* Begin EXERCISE INPUT *

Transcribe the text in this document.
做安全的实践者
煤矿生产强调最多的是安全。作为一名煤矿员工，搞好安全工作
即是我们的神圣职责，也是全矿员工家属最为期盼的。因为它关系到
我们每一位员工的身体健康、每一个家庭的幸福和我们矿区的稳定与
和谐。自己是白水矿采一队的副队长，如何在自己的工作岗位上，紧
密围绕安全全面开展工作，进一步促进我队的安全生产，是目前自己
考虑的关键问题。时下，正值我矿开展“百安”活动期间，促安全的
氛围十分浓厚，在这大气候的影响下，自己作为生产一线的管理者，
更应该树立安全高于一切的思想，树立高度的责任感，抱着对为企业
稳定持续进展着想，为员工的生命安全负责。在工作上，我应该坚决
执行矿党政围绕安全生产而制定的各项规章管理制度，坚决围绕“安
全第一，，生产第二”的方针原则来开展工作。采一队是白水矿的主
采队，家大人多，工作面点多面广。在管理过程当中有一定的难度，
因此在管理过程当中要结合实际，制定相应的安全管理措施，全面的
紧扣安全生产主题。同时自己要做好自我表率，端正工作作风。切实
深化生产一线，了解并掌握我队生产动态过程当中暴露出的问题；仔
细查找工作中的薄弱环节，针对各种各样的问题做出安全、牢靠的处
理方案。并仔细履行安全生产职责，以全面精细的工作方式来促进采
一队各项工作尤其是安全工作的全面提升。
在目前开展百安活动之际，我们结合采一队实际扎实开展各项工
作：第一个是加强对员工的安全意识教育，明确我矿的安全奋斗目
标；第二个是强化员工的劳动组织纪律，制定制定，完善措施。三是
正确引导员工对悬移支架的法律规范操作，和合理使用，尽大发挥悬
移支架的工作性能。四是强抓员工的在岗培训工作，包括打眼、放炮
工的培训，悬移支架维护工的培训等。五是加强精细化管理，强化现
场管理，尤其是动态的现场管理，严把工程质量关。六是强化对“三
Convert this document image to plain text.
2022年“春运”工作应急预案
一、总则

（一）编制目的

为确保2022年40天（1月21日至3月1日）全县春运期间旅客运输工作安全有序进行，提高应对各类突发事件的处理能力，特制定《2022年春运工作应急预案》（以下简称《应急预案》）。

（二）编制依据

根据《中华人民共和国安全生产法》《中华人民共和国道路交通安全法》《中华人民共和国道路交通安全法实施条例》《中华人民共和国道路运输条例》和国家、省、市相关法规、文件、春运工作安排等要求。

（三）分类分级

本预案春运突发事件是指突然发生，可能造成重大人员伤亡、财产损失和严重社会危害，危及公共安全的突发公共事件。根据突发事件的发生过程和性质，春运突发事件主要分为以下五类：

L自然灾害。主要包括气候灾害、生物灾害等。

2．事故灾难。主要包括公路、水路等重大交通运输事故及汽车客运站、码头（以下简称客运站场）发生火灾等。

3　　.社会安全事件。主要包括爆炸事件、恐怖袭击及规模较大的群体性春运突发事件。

* End EXERCISE INPUT *

- STATED PROBLEM -
Reproduce the entries above in full, verbatim.

- PROBLEM SOLUTION -
Transcribe the text in this document.
做安全的实践者
煤矿生产强调最多的是安全。作为一名煤矿员工，搞好安全工作
即是我们的神圣职责，也是全矿员工家属最为期盼的。因为它关系到
我们每一位员工的身体健康、每一个家庭的幸福和我们矿区的稳定与
和谐。自己是白水矿采一队的副队长，如何在自己的工作岗位上，紧
密围绕安全全面开展工作，进一步促进我队的安全生产，是目前自己
考虑的关键问题。时下，正值我矿开展“百安”活动期间，促安全的
氛围十分浓厚，在这大气候的影响下，自己作为生产一线的管理者，
更应该树立安全高于一切的思想，树立高度的责任感，抱着对为企业
稳定持续进展着想，为员工的生命安全负责。在工作上，我应该坚决
执行矿党政围绕安全生产而制定的各项规章管理制度，坚决围绕“安
全第一，，生产第二”的方针原则来开展工作。采一队是白水矿的主
采队，家大人多，工作面点多面广。在管理过程当中有一定的难度，
因此在管理过程当中要结合实际，制定相应的安全管理措施，全面的
紧扣安全生产主题。同时自己要做好自我表率，端正工作作风。切实
深化生产一线，了解并掌握我队生产动态过程当中暴露出的问题；仔
细查找工作中的薄弱环节，针对各种各样的问题做出安全、牢靠的处
理方案。并仔细履行安全生产职责，以全面精细的工作方式来促进采
一队各项工作尤其是安全工作的全面提升。
在目前开展百安活动之际，我们结合采一队实际扎实开展各项工
作：第一个是加强对员工的安全意识教育，明确我矿的安全奋斗目
标；第二个是强化员工的劳动组织纪律，制定制定，完善措施。三是
正确引导员工对悬移支架的法律规范操作，和合理使用，尽大发挥悬
移支架的工作性能。四是强抓员工的在岗培训工作，包括打眼、放炮
工的培训，悬移支架维护工的培训等。五是加强精细化管理，强化现
场管理，尤其是动态的现场管理，严把工程质量关。六是强化对“三
Convert this document image to plain text.
2022年“春运”工作应急预案
一、总则

（一）编制目的

为确保2022年40天（1月21日至3月1日）全县春运期间旅客运输工作安全有序进行，提高应对各类突发事件的处理能力，特制定《2022年春运工作应急预案》（以下简称《应急预案》）。

（二）编制依据

根据《中华人民共和国安全生产法》《中华人民共和国道路交通安全法》《中华人民共和国道路交通安全法实施条例》《中华人民共和国道路运输条例》和国家、省、市相关法规、文件、春运工作安排等要求。

（三）分类分级

本预案春运突发事件是指突然发生，可能造成重大人员伤亡、财产损失和严重社会危害，危及公共安全的突发公共事件。根据突发事件的发生过程和性质，春运突发事件主要分为以下五类：

L自然灾害。主要包括气候灾害、生物灾害等。

2．事故灾难。主要包括公路、水路等重大交通运输事故及汽车客运站、码头（以下简称客运站场）发生火灾等。

3　　.社会安全事件。主要包括爆炸事件、恐怖袭击及规模较大的群体性春运突发事件。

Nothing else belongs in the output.